Report only the number of lines holding "сегодня".

◇ ◇ ◇ ◇ ◇

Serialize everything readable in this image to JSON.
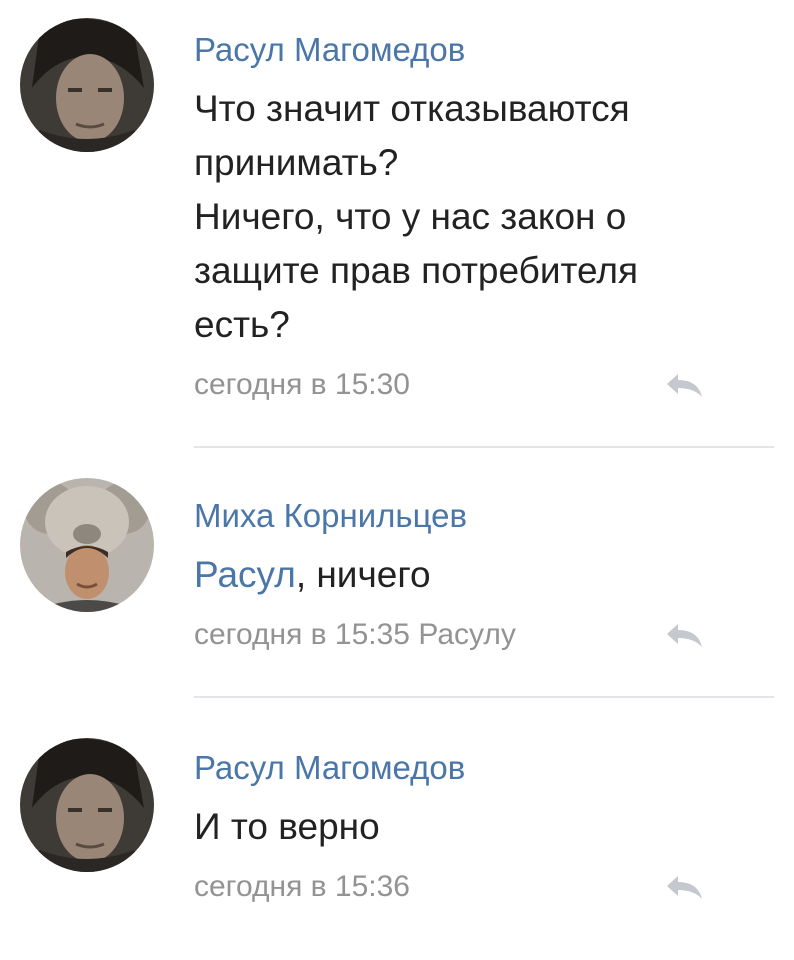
{
  "comments": [
    {
      "author": "Расул Магомедов",
      "lines": [
        "Что значит отказываются",
        "принимать?",
        "Ничего, что у нас закон о",
        "защите прав потребителя",
        "есть?"
      ],
      "time": "сегодня в 15:30",
      "reply_icon": "reply-arrow-icon"
    },
    {
      "author": "Миха Корнильцев",
      "mention": "Расул",
      "text_rest": ", ничего",
      "time": "сегодня в 15:35",
      "reply_to": "Расулу",
      "reply_icon": "reply-arrow-icon"
    },
    {
      "author": "Расул Магомедов",
      "lines": [
        "И то верно"
      ],
      "time": "сегодня в 15:36",
      "reply_icon": "reply-arrow-icon"
    }
  ],
  "colors": {
    "link": "#4a76a8",
    "text": "#222222",
    "meta": "#939393",
    "divider": "#e3e4e8"
  }
}
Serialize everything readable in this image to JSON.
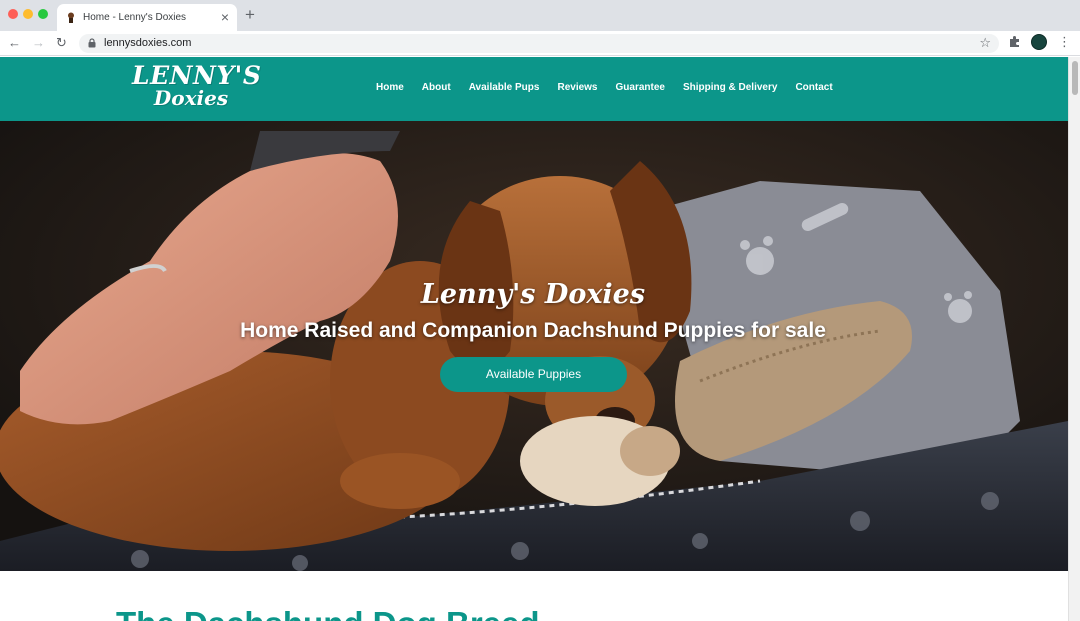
{
  "browser": {
    "tab_title": "Home - Lenny's Doxies",
    "tab_close_glyph": "×",
    "new_tab_glyph": "+",
    "url": "lennysdoxies.com",
    "back_glyph": "←",
    "forward_glyph": "→",
    "reload_glyph": "↻",
    "bookmark_glyph": "☆",
    "menu_glyph": "⋮",
    "icons": [
      "favicon-icon",
      "lock-icon",
      "extensions-icon",
      "profile-avatar"
    ]
  },
  "site": {
    "logo": {
      "line1": "LENNY'S",
      "line2": "Doxies"
    },
    "nav": [
      "Home",
      "About",
      "Available Pups",
      "Reviews",
      "Guarantee",
      "Shipping & Delivery",
      "Contact"
    ],
    "hero": {
      "title": "Lenny's Doxies",
      "subtitle": "Home Raised and Companion Dachshund Puppies for sale",
      "cta": "Available Puppies"
    },
    "section_title": "The Dachshund Dog Breed"
  },
  "colors": {
    "brand": "#0c968a",
    "white": "#ffffff",
    "chrome": "#dee1e6"
  }
}
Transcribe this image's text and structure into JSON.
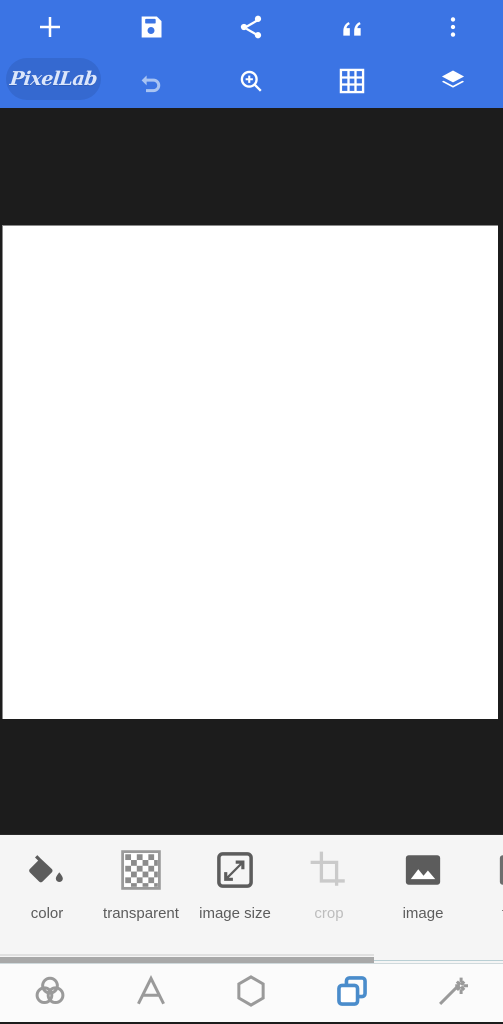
{
  "app": {
    "name": "PixelLab",
    "logo_label": "PixelLab",
    "accent_blue": "#3b74e4",
    "logo_pill_blue": "#3569d0",
    "canvas_bg": "#1c1c1c",
    "canvas_sheet_color": "#ffffff",
    "panel_bg": "#f5f5f5",
    "active_nav_color": "#4a8ccb",
    "disabled_color": "#bdbdbd"
  },
  "header": {
    "row1": [
      {
        "name": "add",
        "label": "Add",
        "icon": "plus-icon",
        "state": "enabled"
      },
      {
        "name": "save",
        "label": "Save",
        "icon": "save-floppy-icon",
        "state": "enabled"
      },
      {
        "name": "share",
        "label": "Share",
        "icon": "share-icon",
        "state": "enabled"
      },
      {
        "name": "quote",
        "label": "Quote",
        "icon": "quote-icon",
        "state": "enabled"
      },
      {
        "name": "more",
        "label": "More options",
        "icon": "overflow-menu-icon",
        "state": "enabled"
      }
    ],
    "row2": [
      {
        "name": "logo",
        "label": "PixelLab",
        "icon": "pixellab-logo",
        "state": "enabled"
      },
      {
        "name": "undo",
        "label": "Undo",
        "icon": "undo-icon",
        "state": "disabled"
      },
      {
        "name": "zoom",
        "label": "Zoom in",
        "icon": "zoom-in-icon",
        "state": "enabled"
      },
      {
        "name": "grid",
        "label": "Grid",
        "icon": "grid-icon",
        "state": "enabled"
      },
      {
        "name": "layers",
        "label": "Layers",
        "icon": "layers-icon",
        "state": "enabled"
      }
    ]
  },
  "canvas": {
    "description": "blank white image canvas"
  },
  "tools": {
    "items": [
      {
        "label": "color",
        "icon": "paint-bucket-icon",
        "state": "enabled"
      },
      {
        "label": "transparent",
        "icon": "checkerboard-icon",
        "state": "enabled"
      },
      {
        "label": "image size",
        "icon": "resize-arrows-icon",
        "state": "enabled"
      },
      {
        "label": "crop",
        "icon": "crop-icon",
        "state": "disabled"
      },
      {
        "label": "image",
        "icon": "picture-icon",
        "state": "enabled"
      },
      {
        "label": "from",
        "icon": "picture-icon",
        "state": "enabled"
      }
    ]
  },
  "scrollbar": {
    "orientation": "horizontal",
    "thumb_percent": 74
  },
  "bottom_nav": {
    "items": [
      {
        "label": "color mixer",
        "icon": "three-circles-icon",
        "active": false
      },
      {
        "label": "text",
        "icon": "letter-a-icon",
        "active": false
      },
      {
        "label": "shape",
        "icon": "hexagon-icon",
        "active": false
      },
      {
        "label": "background",
        "icon": "layers-squares-icon",
        "active": true
      },
      {
        "label": "effects",
        "icon": "magic-wand-icon",
        "active": false
      }
    ]
  }
}
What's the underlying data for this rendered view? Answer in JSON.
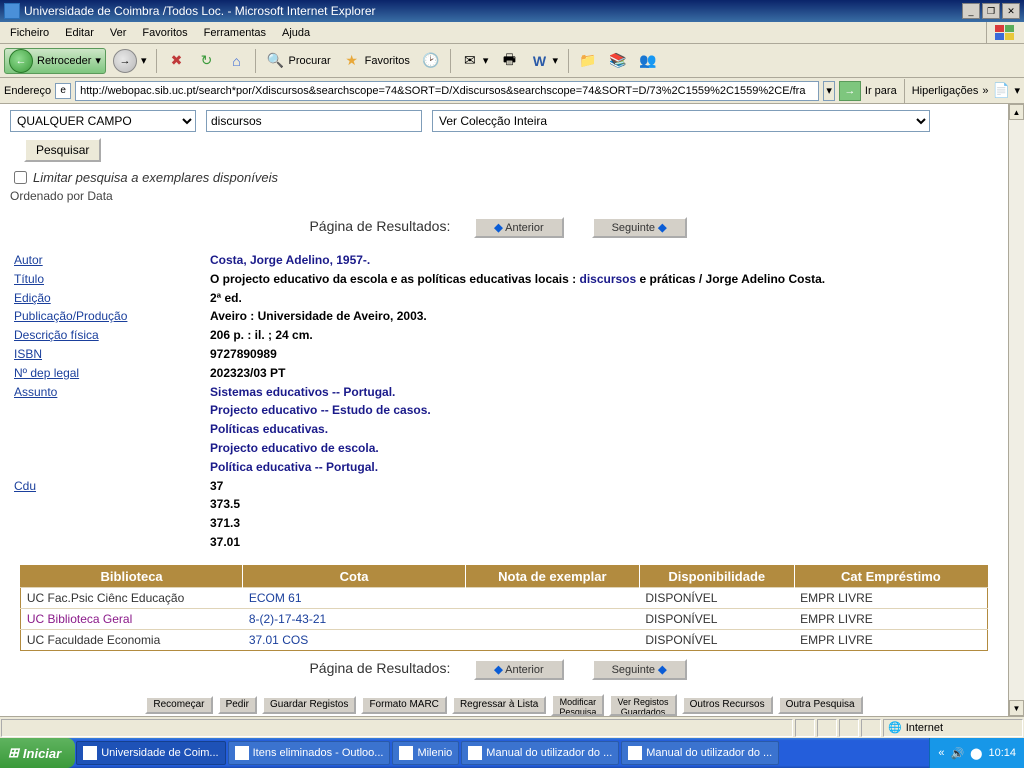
{
  "window": {
    "title": "Universidade de Coimbra /Todos Loc. - Microsoft Internet Explorer"
  },
  "menubar": {
    "items": [
      "Ficheiro",
      "Editar",
      "Ver",
      "Favoritos",
      "Ferramentas",
      "Ajuda"
    ]
  },
  "toolbar": {
    "back": "Retroceder",
    "search": "Procurar",
    "favorites": "Favoritos"
  },
  "addressbar": {
    "label": "Endereço",
    "url": "http://webopac.sib.uc.pt/search*por/Xdiscursos&searchscope=74&SORT=D/Xdiscursos&searchscope=74&SORT=D/73%2C1559%2C1559%2CE/fra",
    "go": "Ir para",
    "links": "Hiperligações"
  },
  "search": {
    "field_select": "QUALQUER CAMPO",
    "query": "discursos",
    "collection": "Ver Colecção Inteira",
    "button": "Pesquisar",
    "limit_label": "Limitar pesquisa a exemplares disponíveis",
    "ordered": "Ordenado por Data"
  },
  "pager": {
    "label": "Página de Resultados:",
    "prev": "Anterior",
    "next": "Seguinte"
  },
  "record": {
    "labels": {
      "autor": "Autor",
      "titulo": "Título",
      "edicao": "Edição",
      "publicacao": "Publicação/Produção",
      "descricao": "Descrição física",
      "isbn": "ISBN",
      "deplegal": "Nº dep legal",
      "assunto": "Assunto",
      "cdu": "Cdu"
    },
    "autor": "Costa, Jorge Adelino, 1957-.",
    "titulo_a": "O projecto educativo da escola e as políticas educativas locais : ",
    "titulo_link": "discursos",
    "titulo_b": " e práticas / Jorge Adelino Costa.",
    "edicao": "2ª ed.",
    "publicacao": "Aveiro : Universidade de Aveiro, 2003.",
    "descricao": "206 p. : il. ; 24 cm.",
    "isbn": "9727890989",
    "deplegal": "202323/03 PT",
    "assuntos": [
      "Sistemas educativos -- Portugal.",
      "Projecto educativo -- Estudo de casos.",
      "Políticas educativas.",
      "Projecto educativo de escola.",
      "Política educativa -- Portugal."
    ],
    "cdu": [
      "37",
      "373.5",
      "371.3",
      "37.01"
    ]
  },
  "holdings": {
    "headers": {
      "biblioteca": "Biblioteca",
      "cota": "Cota",
      "nota": "Nota de exemplar",
      "dispon": "Disponibilidade",
      "cat": "Cat Empréstimo"
    },
    "rows": [
      {
        "bib": "UC Fac.Psic Ciênc Educação",
        "cota": "ECOM 61",
        "nota": "",
        "disp": "DISPONÍVEL",
        "cat": "EMPR LIVRE",
        "visited": false
      },
      {
        "bib": "UC Biblioteca Geral",
        "cota": "8-(2)-17-43-21",
        "nota": "",
        "disp": "DISPONÍVEL",
        "cat": "EMPR LIVRE",
        "visited": true
      },
      {
        "bib": "UC Faculdade Economia",
        "cota": "37.01 COS",
        "nota": "",
        "disp": "DISPONÍVEL",
        "cat": "EMPR LIVRE",
        "visited": false
      }
    ]
  },
  "actions": [
    "Recomeçar",
    "Pedir",
    "Guardar Registos",
    "Formato MARC",
    "Regressar à Lista",
    "Modificar\nPesquisa",
    "Ver Registos\nGuardados",
    "Outros Recursos",
    "Outra Pesquisa"
  ],
  "statusbar": {
    "zone": "Internet"
  },
  "taskbar": {
    "start": "Iniciar",
    "tasks": [
      "Universidade de Coim...",
      "Itens eliminados - Outloo...",
      "Milenio",
      "Manual do utilizador do ...",
      "Manual do utilizador do ..."
    ],
    "clock": "10:14"
  }
}
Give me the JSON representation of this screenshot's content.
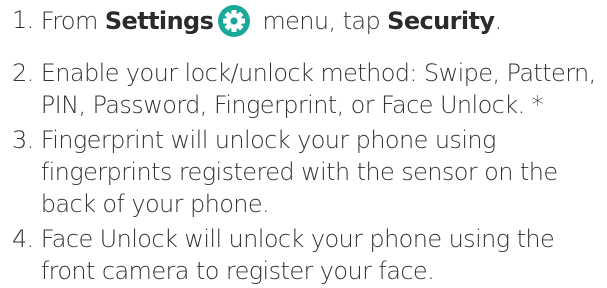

◇ ◇ ◇ ◇ ◇

Task result: 3